PROBLEM TO WORK ON
Quote the entries that follow exactly, leaving none out.

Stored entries
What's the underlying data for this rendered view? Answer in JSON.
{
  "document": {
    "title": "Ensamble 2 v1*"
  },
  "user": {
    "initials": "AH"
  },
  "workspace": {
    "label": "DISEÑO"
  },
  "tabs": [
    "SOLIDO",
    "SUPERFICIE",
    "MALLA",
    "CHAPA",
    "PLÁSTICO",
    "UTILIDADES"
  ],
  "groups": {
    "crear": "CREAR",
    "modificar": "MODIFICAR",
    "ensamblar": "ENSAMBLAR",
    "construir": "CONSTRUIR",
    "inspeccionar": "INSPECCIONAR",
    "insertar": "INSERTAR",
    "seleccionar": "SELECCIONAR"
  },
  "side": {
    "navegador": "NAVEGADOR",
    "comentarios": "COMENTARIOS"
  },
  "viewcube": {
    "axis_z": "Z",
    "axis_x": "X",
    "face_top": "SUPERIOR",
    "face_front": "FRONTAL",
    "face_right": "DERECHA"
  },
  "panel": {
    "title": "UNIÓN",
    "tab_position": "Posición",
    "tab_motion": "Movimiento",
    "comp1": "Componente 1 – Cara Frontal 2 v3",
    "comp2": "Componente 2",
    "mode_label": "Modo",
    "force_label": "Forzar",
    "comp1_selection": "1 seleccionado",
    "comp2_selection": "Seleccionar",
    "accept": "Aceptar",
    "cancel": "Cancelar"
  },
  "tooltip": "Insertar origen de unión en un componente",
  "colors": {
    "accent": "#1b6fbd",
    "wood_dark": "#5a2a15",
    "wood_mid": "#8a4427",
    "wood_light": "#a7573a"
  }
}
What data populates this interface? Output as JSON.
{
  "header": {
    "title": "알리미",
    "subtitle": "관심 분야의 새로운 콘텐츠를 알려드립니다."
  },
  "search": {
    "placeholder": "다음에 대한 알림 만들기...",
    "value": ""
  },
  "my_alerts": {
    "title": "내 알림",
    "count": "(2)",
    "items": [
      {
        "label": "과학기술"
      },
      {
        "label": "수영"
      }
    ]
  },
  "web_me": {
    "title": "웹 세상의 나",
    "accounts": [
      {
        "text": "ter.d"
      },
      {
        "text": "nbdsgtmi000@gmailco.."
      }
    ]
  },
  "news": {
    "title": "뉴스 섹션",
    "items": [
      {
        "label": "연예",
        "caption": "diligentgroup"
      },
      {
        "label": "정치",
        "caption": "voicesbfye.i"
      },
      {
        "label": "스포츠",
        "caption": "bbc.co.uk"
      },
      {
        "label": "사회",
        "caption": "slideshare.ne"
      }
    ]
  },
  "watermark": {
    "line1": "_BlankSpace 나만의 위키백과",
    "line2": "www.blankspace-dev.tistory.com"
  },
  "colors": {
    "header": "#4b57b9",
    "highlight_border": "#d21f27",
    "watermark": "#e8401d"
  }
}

RIGHT ANSWER
What's the underlying data for this rendered view? Answer in JSON.
{
  "document": {
    "title": "Ensamble 2 v1*"
  },
  "user": {
    "initials": "AH"
  },
  "workspace": {
    "label": "DISEÑO"
  },
  "tabs": [
    "SOLIDO",
    "SUPERFICIE",
    "MALLA",
    "CHAPA",
    "PLÁSTICO",
    "UTILIDADES"
  ],
  "groups": {
    "crear": "CREAR",
    "modificar": "MODIFICAR",
    "ensamblar": "ENSAMBLAR",
    "construir": "CONSTRUIR",
    "inspeccionar": "INSPECCIONAR",
    "insertar": "INSERTAR",
    "seleccionar": "SELECCIONAR"
  },
  "side": {
    "navegador": "NAVEGADOR",
    "comentarios": "COMENTARIOS"
  },
  "viewcube": {
    "axis_z": "Z",
    "axis_x": "X",
    "face_top": "SUPERIOR",
    "face_front": "FRONTAL",
    "face_right": "DERECHA"
  },
  "panel": {
    "title": "UNIÓN",
    "tab_position": "Posición",
    "tab_motion": "Movimiento",
    "comp1": "Componente 1 – Cara Frontal 2 v3",
    "comp2": "Componente 2",
    "mode_label": "Modo",
    "force_label": "Forzar",
    "comp1_selection": "1 seleccionado",
    "comp2_selection": "Seleccionar",
    "accept": "Aceptar",
    "cancel": "Cancelar"
  },
  "tooltip": "Insertar origen de unión en un componente",
  "colors": {
    "accent": "#1b6fbd",
    "wood_dark": "#5a2a15",
    "wood_mid": "#8a4427",
    "wood_light": "#a7573a"
  }
}
What data populates this interface? Output as JSON.
{
  "header": {
    "title": "알리미",
    "subtitle": "관심 분야의 새로운 콘텐츠를 알려드립니다."
  },
  "search": {
    "placeholder": "다음에 대한 알림 만들기...",
    "value": ""
  },
  "my_alerts": {
    "title": "내 알림",
    "count": "(2)",
    "items": [
      {
        "label": "과학기술"
      },
      {
        "label": "수영"
      }
    ]
  },
  "web_me": {
    "title": "웹 세상의 나",
    "accounts": [
      {
        "text": "ter.d"
      },
      {
        "text": "nbdsgtmi000@gmailco.."
      }
    ]
  },
  "news": {
    "title": "뉴스 섹션",
    "items": [
      {
        "label": "연예",
        "caption": "diligentgroup"
      },
      {
        "label": "정치",
        "caption": "voicesbfye.i"
      },
      {
        "label": "스포츠",
        "caption": "bbc.co.uk"
      },
      {
        "label": "사회",
        "caption": "slideshare.ne"
      }
    ]
  },
  "watermark": {
    "line1": "_BlankSpace 나만의 위키백과",
    "line2": "www.blankspace-dev.tistory.com"
  },
  "colors": {
    "header": "#4b57b9",
    "highlight_border": "#d21f27",
    "watermark": "#e8401d"
  }
}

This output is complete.